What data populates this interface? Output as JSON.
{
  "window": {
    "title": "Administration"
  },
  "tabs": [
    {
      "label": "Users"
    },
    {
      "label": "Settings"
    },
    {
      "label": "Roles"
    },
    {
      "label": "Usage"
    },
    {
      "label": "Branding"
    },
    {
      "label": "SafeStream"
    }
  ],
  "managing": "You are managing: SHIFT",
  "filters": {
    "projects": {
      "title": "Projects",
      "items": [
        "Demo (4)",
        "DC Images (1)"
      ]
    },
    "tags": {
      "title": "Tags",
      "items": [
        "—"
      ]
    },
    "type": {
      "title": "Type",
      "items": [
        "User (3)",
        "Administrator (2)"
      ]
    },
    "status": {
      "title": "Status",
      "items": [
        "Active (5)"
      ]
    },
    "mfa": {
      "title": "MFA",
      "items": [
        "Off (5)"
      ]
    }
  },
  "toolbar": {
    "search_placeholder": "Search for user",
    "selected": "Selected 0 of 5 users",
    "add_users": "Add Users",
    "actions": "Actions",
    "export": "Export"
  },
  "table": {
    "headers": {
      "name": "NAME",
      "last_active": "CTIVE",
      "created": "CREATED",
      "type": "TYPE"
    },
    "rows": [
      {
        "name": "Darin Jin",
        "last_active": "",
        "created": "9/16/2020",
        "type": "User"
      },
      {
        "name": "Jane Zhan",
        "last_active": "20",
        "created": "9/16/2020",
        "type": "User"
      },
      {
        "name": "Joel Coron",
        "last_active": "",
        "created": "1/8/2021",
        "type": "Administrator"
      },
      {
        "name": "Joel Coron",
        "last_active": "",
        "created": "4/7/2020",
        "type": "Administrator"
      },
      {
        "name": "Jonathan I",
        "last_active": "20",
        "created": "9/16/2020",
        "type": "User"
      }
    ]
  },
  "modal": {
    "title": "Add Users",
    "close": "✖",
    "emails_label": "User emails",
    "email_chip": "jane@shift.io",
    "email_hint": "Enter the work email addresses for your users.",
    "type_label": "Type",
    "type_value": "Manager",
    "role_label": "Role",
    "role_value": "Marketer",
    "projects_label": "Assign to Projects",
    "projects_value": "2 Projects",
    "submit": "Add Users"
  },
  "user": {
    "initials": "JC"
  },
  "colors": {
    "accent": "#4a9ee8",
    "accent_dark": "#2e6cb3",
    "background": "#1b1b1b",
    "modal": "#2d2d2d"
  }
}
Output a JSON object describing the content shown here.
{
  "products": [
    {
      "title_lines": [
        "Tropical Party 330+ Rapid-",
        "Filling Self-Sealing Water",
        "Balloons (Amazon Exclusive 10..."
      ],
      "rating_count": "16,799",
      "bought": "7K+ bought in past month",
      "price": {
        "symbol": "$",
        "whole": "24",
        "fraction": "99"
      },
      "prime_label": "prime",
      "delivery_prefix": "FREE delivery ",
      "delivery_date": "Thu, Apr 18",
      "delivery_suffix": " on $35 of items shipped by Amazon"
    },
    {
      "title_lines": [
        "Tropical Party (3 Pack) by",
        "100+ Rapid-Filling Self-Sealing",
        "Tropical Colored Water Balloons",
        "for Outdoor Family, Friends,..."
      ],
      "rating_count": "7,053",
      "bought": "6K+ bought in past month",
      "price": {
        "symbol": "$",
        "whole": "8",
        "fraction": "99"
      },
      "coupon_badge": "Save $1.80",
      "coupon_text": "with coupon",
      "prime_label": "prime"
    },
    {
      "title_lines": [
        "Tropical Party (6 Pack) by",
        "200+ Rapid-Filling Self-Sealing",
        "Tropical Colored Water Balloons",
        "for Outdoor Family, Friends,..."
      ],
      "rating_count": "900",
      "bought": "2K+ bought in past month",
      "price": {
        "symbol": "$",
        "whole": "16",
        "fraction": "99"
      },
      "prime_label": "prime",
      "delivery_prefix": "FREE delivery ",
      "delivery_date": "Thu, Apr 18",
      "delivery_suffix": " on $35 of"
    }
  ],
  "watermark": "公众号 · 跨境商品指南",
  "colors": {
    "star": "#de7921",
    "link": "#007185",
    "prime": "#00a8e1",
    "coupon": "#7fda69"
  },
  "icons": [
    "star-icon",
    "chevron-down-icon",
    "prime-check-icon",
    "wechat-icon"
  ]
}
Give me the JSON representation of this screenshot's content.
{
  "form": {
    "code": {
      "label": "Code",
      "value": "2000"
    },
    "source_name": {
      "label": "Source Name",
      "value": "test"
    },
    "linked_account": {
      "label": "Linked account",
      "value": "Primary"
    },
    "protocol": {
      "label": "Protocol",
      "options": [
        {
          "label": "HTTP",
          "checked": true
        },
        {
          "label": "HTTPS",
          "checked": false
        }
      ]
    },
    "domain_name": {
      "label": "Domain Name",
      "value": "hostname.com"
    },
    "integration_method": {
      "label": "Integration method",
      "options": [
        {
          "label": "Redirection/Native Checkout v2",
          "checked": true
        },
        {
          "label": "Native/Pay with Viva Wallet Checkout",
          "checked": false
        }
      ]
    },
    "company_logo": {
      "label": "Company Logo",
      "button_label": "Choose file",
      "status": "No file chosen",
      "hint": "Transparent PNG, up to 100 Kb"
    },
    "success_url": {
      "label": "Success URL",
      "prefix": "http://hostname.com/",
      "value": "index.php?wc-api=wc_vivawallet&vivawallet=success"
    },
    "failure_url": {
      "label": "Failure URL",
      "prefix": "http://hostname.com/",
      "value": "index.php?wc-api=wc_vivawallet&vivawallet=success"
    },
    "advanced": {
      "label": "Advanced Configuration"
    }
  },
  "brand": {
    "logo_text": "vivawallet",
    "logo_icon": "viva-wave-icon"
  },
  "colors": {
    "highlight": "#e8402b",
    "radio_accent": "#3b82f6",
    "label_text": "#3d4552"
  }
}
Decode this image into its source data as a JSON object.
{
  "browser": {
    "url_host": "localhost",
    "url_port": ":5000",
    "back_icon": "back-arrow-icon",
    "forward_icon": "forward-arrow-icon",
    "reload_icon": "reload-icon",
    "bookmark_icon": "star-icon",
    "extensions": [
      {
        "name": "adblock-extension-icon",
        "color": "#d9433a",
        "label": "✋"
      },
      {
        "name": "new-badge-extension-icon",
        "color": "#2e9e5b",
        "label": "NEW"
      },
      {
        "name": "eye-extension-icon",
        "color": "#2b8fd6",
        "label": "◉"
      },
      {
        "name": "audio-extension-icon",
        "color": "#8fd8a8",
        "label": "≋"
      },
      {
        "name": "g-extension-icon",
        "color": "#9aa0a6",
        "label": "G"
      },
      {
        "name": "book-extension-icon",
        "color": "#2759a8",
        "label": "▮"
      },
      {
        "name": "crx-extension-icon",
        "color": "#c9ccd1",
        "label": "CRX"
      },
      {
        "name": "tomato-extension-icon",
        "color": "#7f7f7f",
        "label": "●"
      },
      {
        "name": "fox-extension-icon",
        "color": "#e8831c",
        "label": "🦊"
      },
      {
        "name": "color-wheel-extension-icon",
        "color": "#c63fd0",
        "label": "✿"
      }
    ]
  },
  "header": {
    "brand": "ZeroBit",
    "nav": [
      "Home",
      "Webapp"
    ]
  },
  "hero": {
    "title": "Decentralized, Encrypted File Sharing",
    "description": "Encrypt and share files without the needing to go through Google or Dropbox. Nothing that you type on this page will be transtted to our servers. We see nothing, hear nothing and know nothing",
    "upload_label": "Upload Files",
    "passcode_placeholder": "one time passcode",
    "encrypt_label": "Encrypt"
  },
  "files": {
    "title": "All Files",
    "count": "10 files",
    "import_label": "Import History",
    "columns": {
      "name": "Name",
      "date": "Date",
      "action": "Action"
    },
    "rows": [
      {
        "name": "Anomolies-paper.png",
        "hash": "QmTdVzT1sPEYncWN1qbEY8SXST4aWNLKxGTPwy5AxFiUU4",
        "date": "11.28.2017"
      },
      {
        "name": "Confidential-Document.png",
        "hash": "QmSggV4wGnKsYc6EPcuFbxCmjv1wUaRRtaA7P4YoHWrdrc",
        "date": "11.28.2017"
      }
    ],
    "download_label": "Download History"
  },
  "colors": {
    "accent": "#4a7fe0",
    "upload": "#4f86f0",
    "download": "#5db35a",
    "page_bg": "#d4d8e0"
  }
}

__________

▶ [TO DO]
Pull out each line of the records holding the string "bought".

▶ [SOLUTION FOR THIS EXERCISE]
      "bought": "7K+ bought in past month",
      "bought": "6K+ bought in past month",
      "bought": "2K+ bought in past month",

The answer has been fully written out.